(Items from a dataset)
::::::::::

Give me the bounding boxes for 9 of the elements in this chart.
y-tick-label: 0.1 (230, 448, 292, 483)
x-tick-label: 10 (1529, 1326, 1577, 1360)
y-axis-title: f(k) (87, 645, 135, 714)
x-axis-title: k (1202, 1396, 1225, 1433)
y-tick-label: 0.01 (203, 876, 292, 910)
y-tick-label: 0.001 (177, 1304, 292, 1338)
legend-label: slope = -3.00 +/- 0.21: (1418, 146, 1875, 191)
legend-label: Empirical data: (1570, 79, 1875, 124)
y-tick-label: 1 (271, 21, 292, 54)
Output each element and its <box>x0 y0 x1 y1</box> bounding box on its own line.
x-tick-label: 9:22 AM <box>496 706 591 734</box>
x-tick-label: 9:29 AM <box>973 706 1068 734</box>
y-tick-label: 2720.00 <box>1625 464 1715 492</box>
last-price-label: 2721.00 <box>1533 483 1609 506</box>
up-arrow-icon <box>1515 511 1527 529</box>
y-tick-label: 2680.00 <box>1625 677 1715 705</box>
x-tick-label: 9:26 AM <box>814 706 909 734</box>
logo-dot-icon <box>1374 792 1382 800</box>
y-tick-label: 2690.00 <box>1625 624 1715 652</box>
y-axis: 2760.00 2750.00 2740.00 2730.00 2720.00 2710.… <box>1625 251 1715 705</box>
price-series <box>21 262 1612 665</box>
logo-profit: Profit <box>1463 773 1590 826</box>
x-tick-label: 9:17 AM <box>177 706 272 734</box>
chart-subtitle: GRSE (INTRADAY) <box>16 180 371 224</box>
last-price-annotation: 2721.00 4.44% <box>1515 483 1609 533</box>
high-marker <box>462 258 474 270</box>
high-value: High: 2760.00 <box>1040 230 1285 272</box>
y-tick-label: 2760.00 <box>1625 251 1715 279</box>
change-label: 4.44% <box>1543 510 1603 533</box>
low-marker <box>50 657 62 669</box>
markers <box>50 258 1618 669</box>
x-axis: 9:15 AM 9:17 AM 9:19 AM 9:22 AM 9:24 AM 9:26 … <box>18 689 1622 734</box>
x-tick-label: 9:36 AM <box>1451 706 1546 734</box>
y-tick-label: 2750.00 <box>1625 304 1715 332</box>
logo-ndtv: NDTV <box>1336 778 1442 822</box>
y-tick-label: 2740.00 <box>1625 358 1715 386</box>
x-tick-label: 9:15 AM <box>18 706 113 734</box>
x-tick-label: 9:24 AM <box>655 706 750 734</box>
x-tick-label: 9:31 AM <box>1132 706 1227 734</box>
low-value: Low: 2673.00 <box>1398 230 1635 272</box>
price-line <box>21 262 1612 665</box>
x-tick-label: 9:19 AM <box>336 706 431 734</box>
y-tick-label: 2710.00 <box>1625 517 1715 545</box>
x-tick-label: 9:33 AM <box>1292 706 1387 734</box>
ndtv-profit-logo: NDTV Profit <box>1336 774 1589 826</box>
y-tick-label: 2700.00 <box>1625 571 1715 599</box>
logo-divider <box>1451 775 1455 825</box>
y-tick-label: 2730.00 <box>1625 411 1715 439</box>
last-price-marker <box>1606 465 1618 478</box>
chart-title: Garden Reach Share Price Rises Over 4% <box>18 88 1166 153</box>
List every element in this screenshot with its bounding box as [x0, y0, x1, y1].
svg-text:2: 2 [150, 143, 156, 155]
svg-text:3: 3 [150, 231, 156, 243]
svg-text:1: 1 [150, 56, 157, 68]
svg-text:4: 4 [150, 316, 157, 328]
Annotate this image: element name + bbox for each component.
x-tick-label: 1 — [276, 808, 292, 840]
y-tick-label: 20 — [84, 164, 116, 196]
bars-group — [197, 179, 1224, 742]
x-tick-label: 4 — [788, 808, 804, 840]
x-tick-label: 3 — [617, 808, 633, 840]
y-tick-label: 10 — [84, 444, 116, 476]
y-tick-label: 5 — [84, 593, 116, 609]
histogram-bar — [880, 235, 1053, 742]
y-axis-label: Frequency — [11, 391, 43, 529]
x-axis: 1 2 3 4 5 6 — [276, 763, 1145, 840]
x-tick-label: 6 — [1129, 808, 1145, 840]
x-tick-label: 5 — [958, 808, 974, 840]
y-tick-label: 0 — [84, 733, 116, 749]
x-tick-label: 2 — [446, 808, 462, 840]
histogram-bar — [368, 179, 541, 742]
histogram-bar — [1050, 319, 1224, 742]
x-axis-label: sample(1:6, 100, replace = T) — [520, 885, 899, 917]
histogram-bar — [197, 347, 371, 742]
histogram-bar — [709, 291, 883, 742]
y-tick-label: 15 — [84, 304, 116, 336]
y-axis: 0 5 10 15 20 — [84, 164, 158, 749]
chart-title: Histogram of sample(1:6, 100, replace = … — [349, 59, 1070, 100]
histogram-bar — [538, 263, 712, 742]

::::::::::

WHAT THE EXERCISE ASKS »
Copy the rows from the start up to and including the line with "y-tick-label: 2690.00 <box>1625", swapping "legend-label" for "legend-entry" and leaving everything else unchanged.

ANSWER TO THE PROBLEM »
Give me the bounding boxes for 9 of the elements in this chart.
y-tick-label: 0.1 (230, 448, 292, 483)
x-tick-label: 10 (1529, 1326, 1577, 1360)
y-axis-title: f(k) (87, 645, 135, 714)
x-axis-title: k (1202, 1396, 1225, 1433)
y-tick-label: 0.01 (203, 876, 292, 910)
y-tick-label: 0.001 (177, 1304, 292, 1338)
legend-entry: slope = -3.00 +/- 0.21: (1418, 146, 1875, 191)
legend-entry: Empirical data: (1570, 79, 1875, 124)
y-tick-label: 1 (271, 21, 292, 54)
Output each element and its <box>x0 y0 x1 y1</box> bounding box on its own line.
x-tick-label: 9:22 AM <box>496 706 591 734</box>
x-tick-label: 9:29 AM <box>973 706 1068 734</box>
y-tick-label: 2720.00 <box>1625 464 1715 492</box>
last-price-label: 2721.00 <box>1533 483 1609 506</box>
up-arrow-icon <box>1515 511 1527 529</box>
y-tick-label: 2680.00 <box>1625 677 1715 705</box>
x-tick-label: 9:26 AM <box>814 706 909 734</box>
logo-dot-icon <box>1374 792 1382 800</box>
y-tick-label: 2690.00 <box>1625 624 1715 652</box>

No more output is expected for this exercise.